• To do:
Report, word for word, every line of the material that contains "Bite".

• Material provided:
= = =
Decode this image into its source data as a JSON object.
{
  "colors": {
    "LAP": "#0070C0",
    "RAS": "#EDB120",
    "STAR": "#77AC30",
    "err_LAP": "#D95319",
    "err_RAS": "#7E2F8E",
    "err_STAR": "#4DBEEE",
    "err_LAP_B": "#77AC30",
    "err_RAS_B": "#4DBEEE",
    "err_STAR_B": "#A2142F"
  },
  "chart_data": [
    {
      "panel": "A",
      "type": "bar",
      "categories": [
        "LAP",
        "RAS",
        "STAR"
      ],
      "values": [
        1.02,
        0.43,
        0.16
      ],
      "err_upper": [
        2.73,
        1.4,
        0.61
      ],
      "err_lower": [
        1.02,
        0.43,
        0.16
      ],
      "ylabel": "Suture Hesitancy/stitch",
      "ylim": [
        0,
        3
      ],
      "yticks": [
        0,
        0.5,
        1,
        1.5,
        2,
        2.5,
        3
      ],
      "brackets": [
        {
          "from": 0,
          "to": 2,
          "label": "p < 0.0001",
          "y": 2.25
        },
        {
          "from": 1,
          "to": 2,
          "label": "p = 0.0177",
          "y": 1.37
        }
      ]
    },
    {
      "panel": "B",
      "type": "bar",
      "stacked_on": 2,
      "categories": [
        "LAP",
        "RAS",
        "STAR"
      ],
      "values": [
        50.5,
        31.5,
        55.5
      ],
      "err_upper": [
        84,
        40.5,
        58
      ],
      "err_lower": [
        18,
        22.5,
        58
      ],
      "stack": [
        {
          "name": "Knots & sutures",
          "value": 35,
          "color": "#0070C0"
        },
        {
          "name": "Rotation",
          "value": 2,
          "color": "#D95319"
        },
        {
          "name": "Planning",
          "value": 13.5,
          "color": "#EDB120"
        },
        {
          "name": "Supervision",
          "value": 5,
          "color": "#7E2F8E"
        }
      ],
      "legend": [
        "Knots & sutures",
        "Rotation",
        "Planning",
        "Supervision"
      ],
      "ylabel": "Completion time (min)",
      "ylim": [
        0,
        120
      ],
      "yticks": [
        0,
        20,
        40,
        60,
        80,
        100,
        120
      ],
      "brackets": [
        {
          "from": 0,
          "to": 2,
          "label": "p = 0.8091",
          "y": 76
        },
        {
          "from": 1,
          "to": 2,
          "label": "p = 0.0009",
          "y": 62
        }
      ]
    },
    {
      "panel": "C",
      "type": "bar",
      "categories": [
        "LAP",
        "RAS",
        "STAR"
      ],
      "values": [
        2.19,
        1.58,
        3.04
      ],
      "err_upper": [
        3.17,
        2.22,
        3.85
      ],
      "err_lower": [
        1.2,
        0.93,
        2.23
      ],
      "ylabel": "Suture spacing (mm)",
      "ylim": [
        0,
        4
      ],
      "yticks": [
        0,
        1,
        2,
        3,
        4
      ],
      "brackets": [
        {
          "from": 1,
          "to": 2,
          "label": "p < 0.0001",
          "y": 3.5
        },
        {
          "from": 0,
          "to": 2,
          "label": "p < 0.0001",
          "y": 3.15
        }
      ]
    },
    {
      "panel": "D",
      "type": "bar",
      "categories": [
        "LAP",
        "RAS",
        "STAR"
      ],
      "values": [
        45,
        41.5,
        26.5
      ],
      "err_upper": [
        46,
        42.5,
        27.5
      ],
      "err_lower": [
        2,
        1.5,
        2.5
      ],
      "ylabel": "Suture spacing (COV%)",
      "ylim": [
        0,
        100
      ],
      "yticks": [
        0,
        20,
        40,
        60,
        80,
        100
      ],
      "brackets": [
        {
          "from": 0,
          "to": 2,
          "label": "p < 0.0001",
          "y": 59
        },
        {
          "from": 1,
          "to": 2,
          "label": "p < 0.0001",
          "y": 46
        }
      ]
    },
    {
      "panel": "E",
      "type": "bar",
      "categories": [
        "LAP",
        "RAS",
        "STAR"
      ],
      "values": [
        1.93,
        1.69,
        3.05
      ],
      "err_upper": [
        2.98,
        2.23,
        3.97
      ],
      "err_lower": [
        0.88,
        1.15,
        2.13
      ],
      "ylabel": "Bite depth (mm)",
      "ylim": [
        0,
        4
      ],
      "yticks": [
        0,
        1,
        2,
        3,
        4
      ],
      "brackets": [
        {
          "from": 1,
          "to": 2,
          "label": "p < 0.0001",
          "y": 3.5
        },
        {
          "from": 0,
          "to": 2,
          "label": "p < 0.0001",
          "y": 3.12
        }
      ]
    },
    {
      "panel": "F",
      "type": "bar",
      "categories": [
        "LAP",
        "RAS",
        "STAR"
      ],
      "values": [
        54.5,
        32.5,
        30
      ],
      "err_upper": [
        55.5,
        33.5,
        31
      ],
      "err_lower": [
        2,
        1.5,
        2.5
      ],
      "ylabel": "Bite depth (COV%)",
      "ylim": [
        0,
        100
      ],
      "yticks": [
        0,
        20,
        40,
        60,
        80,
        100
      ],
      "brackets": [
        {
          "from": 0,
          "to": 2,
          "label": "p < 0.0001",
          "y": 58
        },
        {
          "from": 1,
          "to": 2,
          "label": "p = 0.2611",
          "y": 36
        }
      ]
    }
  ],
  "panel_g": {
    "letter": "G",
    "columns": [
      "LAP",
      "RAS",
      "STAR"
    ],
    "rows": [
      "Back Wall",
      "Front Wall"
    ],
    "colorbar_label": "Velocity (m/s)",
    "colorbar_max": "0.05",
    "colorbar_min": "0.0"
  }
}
= = =
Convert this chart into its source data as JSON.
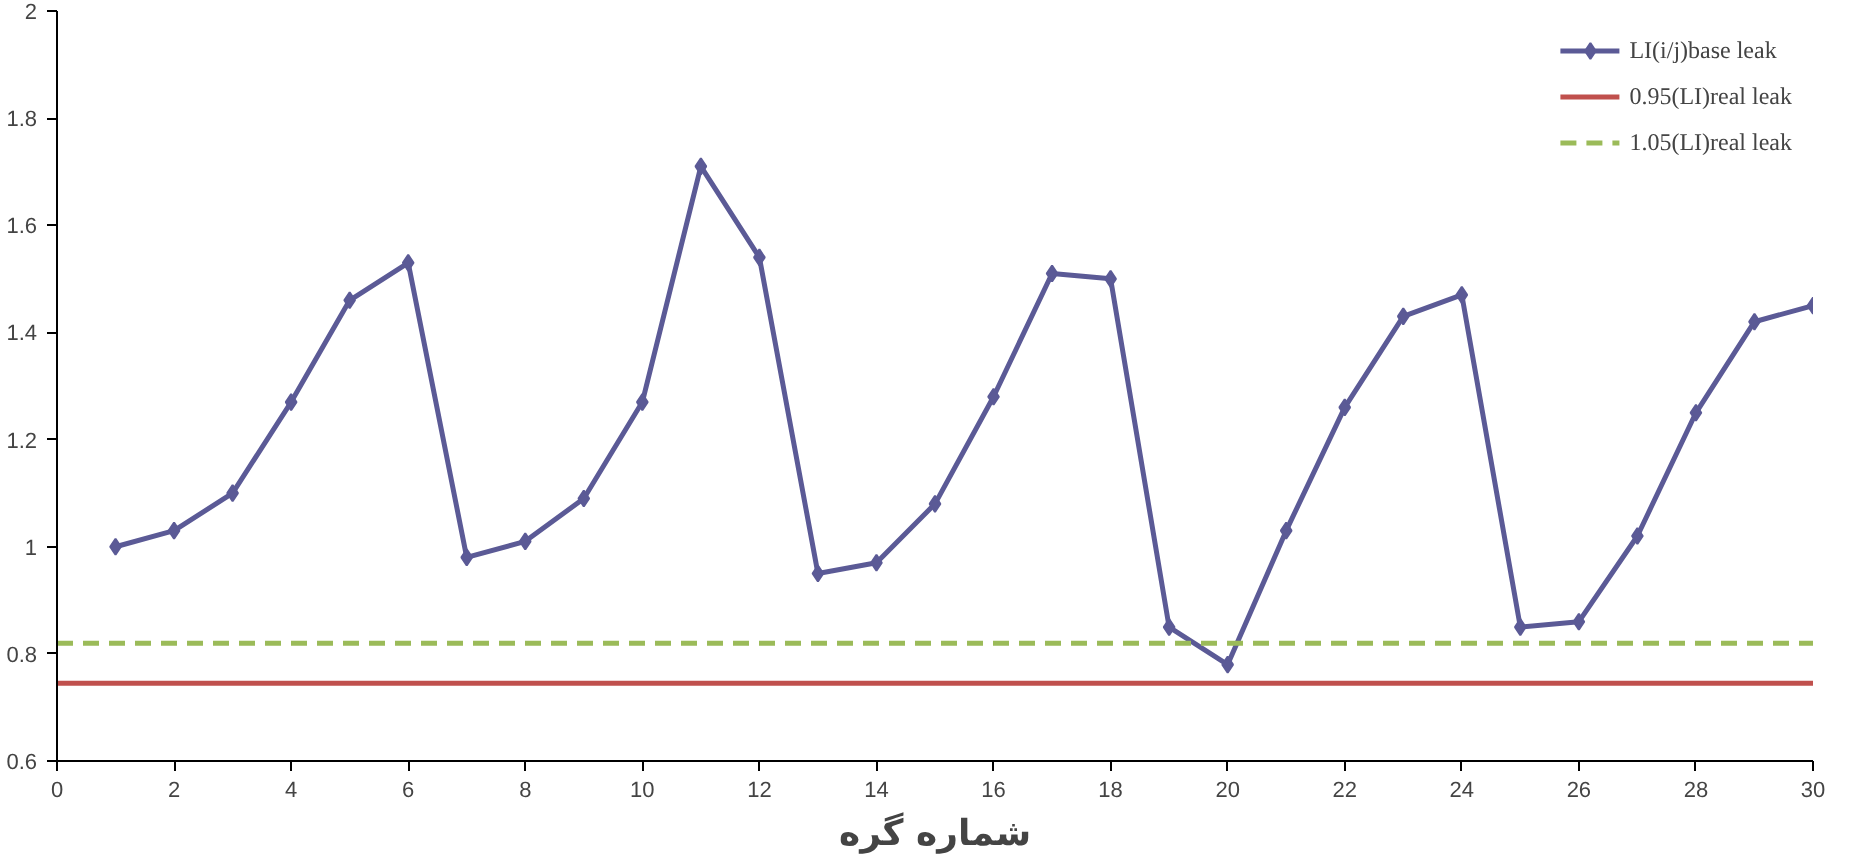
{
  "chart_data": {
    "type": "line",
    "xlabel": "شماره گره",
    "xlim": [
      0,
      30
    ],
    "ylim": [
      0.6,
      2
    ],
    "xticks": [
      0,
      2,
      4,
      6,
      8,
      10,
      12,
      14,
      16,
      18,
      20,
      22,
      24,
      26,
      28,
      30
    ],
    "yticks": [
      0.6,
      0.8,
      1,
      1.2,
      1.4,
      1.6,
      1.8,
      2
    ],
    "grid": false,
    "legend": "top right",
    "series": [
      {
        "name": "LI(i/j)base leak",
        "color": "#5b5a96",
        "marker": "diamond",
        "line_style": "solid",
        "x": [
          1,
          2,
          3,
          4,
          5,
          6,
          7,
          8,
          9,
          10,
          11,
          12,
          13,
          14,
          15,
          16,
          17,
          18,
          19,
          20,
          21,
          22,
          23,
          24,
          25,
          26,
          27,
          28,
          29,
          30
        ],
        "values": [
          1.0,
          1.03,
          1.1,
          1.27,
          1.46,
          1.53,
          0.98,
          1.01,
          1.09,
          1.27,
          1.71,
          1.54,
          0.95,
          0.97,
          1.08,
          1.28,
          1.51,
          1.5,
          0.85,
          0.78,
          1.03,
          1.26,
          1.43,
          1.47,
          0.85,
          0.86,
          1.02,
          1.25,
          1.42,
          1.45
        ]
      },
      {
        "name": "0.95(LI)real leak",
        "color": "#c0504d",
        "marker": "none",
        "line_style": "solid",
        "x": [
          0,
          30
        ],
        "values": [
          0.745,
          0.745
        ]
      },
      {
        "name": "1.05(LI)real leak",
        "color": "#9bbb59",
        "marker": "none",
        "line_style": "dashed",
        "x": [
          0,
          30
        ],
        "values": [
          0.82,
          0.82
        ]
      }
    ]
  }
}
= = =
• Answer to the task:
      "ylabel": "Bite depth (mm)",
      "ylabel": "Bite depth (COV%)",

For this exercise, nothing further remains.